CHALLENGE: Copy out each line below that has the word "denne" in it.

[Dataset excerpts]
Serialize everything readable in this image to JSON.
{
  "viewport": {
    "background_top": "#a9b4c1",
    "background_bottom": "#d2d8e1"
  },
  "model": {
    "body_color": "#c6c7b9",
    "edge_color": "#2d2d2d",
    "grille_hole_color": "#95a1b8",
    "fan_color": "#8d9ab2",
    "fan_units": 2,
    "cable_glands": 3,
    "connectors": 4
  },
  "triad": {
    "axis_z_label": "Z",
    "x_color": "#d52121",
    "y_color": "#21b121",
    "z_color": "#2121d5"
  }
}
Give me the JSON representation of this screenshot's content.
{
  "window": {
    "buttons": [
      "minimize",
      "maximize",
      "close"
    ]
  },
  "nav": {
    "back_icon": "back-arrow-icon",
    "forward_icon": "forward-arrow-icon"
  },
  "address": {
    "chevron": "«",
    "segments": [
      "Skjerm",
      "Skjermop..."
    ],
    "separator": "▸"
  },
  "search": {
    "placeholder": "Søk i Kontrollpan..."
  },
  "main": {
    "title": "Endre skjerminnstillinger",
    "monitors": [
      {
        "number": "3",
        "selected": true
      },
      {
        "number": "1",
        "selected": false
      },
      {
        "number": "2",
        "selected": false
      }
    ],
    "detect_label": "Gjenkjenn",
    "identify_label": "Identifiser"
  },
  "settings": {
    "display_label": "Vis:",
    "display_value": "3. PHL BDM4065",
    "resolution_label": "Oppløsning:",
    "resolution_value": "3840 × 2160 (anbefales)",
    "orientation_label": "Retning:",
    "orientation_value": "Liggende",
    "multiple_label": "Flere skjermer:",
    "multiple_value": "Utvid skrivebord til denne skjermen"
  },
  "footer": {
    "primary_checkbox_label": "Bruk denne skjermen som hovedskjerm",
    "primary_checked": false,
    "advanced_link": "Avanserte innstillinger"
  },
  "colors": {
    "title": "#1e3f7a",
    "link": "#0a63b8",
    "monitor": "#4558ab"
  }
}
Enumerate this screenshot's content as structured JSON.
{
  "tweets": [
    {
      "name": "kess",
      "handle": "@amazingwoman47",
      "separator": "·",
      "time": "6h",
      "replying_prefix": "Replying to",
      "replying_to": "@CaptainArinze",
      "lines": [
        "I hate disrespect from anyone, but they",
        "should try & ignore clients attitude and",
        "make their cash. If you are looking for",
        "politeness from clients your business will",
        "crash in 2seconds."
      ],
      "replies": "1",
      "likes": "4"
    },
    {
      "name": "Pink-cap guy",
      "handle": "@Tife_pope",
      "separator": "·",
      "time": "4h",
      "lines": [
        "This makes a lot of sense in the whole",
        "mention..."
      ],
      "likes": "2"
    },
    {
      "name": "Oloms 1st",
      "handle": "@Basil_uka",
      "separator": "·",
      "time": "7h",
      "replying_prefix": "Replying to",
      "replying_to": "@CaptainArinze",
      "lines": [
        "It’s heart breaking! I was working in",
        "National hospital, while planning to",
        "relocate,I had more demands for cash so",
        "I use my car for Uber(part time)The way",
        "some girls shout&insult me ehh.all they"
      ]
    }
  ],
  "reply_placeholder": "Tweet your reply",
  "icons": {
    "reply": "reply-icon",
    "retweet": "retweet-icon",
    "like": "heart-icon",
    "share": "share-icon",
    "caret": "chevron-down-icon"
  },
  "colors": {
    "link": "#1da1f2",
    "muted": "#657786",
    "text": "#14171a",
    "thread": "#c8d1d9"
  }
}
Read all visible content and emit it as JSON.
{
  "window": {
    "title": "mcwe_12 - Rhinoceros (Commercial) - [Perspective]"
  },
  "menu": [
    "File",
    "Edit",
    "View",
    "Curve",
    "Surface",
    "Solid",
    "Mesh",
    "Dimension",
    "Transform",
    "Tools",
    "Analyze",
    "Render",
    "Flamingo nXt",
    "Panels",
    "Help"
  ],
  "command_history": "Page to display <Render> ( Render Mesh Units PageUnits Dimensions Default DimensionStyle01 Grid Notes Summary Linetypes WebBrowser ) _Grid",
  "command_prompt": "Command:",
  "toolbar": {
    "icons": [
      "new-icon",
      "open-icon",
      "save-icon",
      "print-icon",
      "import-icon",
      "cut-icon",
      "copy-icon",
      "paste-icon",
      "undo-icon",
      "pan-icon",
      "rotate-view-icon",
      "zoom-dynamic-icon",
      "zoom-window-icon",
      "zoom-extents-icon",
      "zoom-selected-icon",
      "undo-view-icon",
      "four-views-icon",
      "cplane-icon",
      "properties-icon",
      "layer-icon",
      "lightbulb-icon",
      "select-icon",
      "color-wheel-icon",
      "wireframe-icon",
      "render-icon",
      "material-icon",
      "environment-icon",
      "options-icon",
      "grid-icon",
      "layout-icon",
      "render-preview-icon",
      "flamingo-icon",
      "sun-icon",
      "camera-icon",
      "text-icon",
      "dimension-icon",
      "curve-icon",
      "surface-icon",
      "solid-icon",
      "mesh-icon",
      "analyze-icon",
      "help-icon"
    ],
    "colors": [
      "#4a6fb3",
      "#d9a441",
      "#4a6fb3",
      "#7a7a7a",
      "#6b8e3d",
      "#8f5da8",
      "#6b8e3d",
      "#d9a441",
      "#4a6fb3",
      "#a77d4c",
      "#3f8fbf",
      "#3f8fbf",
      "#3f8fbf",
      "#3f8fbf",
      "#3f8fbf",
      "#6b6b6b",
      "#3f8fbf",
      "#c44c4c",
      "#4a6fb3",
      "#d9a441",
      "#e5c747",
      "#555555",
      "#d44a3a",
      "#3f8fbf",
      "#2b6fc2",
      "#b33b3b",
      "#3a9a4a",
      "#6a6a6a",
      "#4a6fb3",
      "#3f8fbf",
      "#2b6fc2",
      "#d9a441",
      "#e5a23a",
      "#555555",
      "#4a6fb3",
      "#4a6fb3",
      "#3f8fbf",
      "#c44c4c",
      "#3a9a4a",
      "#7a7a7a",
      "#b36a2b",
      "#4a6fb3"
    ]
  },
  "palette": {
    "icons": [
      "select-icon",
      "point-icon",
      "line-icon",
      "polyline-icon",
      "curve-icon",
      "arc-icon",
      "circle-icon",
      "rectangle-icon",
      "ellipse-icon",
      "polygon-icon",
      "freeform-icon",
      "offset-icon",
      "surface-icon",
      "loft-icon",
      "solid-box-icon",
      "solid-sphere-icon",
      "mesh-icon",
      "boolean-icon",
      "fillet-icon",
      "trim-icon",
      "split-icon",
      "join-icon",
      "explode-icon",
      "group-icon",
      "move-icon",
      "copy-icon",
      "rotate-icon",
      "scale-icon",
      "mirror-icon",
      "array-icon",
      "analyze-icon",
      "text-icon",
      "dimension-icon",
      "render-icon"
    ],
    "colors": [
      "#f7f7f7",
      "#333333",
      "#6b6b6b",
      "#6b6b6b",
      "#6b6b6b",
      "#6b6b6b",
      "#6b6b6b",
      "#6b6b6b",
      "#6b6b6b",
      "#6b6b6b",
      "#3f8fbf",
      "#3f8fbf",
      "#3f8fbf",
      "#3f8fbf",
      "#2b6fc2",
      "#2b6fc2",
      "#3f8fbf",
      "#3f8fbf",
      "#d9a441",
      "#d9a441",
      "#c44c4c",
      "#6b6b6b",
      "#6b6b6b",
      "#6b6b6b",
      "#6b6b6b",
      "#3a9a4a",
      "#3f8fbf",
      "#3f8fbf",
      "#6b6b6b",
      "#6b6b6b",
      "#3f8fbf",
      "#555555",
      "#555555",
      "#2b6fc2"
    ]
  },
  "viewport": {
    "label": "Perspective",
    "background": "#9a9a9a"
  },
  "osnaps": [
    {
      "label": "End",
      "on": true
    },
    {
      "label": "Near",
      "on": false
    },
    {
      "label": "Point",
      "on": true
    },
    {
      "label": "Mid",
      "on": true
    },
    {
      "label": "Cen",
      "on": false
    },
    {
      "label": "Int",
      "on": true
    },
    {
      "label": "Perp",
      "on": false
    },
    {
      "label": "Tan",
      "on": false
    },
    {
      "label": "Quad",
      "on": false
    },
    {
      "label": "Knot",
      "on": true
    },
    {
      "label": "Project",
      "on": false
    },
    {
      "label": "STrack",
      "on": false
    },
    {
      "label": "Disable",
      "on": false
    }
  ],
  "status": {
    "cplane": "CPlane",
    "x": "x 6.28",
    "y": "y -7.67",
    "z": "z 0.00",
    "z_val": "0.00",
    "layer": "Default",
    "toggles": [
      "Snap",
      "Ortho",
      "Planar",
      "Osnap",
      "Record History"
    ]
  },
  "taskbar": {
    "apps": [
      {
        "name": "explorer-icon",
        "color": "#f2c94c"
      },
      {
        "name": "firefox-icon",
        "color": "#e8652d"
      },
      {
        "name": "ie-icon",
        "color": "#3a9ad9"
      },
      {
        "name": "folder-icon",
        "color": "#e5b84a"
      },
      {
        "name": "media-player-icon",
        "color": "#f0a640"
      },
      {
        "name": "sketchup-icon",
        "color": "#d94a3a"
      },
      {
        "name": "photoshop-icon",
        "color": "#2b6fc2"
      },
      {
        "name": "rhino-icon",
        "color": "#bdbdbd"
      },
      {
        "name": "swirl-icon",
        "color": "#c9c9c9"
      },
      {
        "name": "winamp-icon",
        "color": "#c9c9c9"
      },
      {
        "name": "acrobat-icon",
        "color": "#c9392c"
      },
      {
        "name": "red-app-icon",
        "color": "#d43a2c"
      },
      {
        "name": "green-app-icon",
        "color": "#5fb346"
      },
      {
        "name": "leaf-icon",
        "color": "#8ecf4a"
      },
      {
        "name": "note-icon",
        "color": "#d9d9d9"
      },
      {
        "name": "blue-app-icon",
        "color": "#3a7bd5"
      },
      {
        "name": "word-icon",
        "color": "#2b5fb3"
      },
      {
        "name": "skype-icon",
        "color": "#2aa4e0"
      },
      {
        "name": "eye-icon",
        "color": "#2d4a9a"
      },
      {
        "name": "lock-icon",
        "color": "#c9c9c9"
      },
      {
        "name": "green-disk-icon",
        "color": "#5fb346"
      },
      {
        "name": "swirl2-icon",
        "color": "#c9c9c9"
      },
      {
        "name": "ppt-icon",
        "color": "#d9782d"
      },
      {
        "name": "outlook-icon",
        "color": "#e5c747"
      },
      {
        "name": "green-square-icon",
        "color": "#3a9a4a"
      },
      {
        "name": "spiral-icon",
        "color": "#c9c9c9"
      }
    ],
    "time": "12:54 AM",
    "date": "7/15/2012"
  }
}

RESPONSE:
    "multiple_value": "Utvid skrivebord til denne skjermen"
    "primary_checkbox_label": "Bruk denne skjermen som hovedskjerm",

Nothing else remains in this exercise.